» **Data tied to figure images**
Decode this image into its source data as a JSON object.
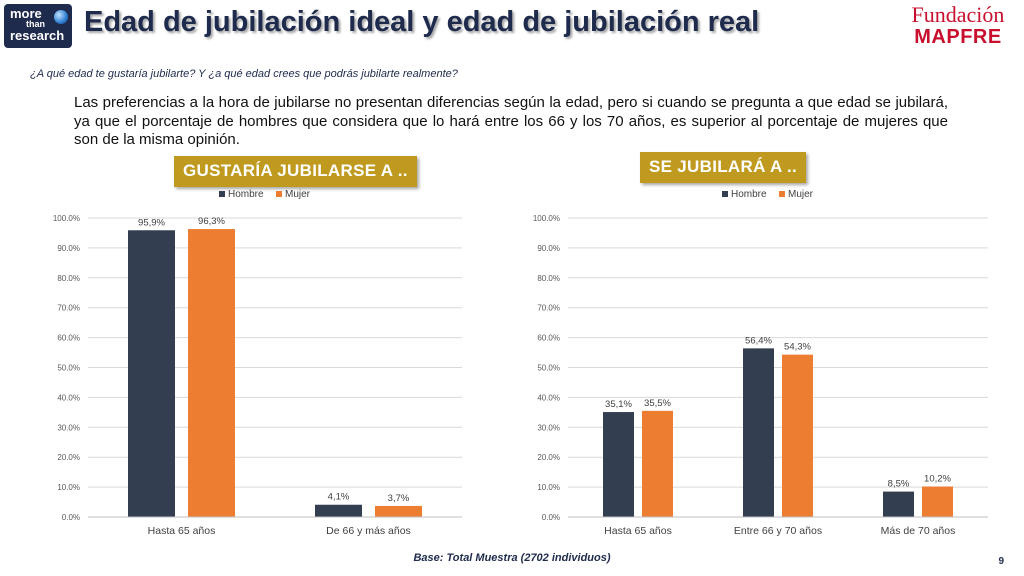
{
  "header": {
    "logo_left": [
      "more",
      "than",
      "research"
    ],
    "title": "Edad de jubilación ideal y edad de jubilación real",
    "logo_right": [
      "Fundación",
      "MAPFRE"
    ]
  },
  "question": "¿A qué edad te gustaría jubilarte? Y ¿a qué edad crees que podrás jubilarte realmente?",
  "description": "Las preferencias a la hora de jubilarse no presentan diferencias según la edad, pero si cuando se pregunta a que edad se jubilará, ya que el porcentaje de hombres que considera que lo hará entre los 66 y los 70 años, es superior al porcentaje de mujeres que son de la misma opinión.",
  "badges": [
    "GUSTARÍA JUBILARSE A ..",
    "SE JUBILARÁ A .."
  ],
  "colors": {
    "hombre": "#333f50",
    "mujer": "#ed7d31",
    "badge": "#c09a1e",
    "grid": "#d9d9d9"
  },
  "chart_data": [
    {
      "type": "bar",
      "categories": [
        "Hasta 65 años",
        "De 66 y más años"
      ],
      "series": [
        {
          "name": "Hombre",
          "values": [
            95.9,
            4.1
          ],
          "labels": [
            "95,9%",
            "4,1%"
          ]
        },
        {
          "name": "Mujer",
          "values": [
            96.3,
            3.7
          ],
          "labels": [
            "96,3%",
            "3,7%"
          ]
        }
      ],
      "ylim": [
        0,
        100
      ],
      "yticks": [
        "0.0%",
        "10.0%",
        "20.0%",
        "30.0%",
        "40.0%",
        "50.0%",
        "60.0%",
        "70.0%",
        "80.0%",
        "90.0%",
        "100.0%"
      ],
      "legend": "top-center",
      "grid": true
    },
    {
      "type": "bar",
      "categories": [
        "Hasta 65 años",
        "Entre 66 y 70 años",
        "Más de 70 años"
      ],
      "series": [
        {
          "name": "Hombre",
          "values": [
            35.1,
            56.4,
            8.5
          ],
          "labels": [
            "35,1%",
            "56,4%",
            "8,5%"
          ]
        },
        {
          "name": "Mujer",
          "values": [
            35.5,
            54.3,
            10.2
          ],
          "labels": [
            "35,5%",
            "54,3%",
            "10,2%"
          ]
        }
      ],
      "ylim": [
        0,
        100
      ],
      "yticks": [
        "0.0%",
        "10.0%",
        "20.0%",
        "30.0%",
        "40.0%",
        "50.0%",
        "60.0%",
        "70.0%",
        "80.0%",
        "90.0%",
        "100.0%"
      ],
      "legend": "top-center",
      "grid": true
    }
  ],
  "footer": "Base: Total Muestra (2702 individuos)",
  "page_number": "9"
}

* * *

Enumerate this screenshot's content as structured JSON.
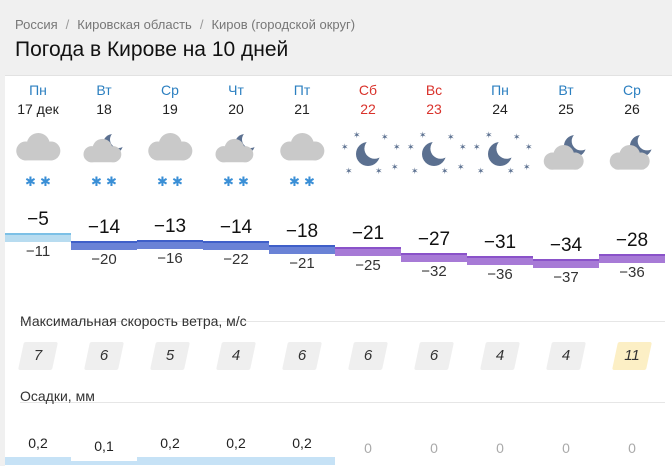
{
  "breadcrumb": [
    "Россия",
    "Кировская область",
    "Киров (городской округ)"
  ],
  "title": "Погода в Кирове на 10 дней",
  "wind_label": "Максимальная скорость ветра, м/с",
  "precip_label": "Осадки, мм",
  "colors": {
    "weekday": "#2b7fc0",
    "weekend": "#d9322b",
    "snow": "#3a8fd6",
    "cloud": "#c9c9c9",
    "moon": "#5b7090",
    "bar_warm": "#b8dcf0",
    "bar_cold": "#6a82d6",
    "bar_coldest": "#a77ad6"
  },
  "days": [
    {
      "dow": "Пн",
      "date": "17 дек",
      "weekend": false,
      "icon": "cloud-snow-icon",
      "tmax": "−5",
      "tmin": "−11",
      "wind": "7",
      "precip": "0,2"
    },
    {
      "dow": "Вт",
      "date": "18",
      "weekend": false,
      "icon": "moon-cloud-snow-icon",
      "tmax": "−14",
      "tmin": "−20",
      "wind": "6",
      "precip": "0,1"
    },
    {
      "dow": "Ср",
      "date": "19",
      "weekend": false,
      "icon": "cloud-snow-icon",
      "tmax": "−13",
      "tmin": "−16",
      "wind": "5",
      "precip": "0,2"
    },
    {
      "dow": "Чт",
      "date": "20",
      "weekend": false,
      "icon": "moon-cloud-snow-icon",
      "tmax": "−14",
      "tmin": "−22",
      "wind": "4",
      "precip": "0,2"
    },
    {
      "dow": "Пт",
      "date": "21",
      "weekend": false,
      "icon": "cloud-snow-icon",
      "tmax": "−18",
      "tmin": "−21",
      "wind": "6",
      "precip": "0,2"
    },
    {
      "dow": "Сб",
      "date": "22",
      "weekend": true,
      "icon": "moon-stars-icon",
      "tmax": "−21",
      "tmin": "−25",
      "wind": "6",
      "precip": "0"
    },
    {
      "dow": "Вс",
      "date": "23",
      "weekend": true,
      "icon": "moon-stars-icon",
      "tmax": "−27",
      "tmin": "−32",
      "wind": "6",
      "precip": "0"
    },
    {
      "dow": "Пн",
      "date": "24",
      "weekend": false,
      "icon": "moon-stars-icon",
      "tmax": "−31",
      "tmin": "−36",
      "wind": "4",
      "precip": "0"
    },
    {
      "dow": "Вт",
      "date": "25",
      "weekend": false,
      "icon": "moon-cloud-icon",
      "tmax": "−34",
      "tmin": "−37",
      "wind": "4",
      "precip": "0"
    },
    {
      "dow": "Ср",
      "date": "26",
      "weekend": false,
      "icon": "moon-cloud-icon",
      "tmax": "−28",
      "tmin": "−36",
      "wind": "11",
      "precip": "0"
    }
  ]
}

» **PROMPT**
Select and copy every line of the material that holds the string "JSON".

» **THE REPLY**
Decode this image into its source data as a JSON object.
Enumerate this screenshot's content as structured JSON.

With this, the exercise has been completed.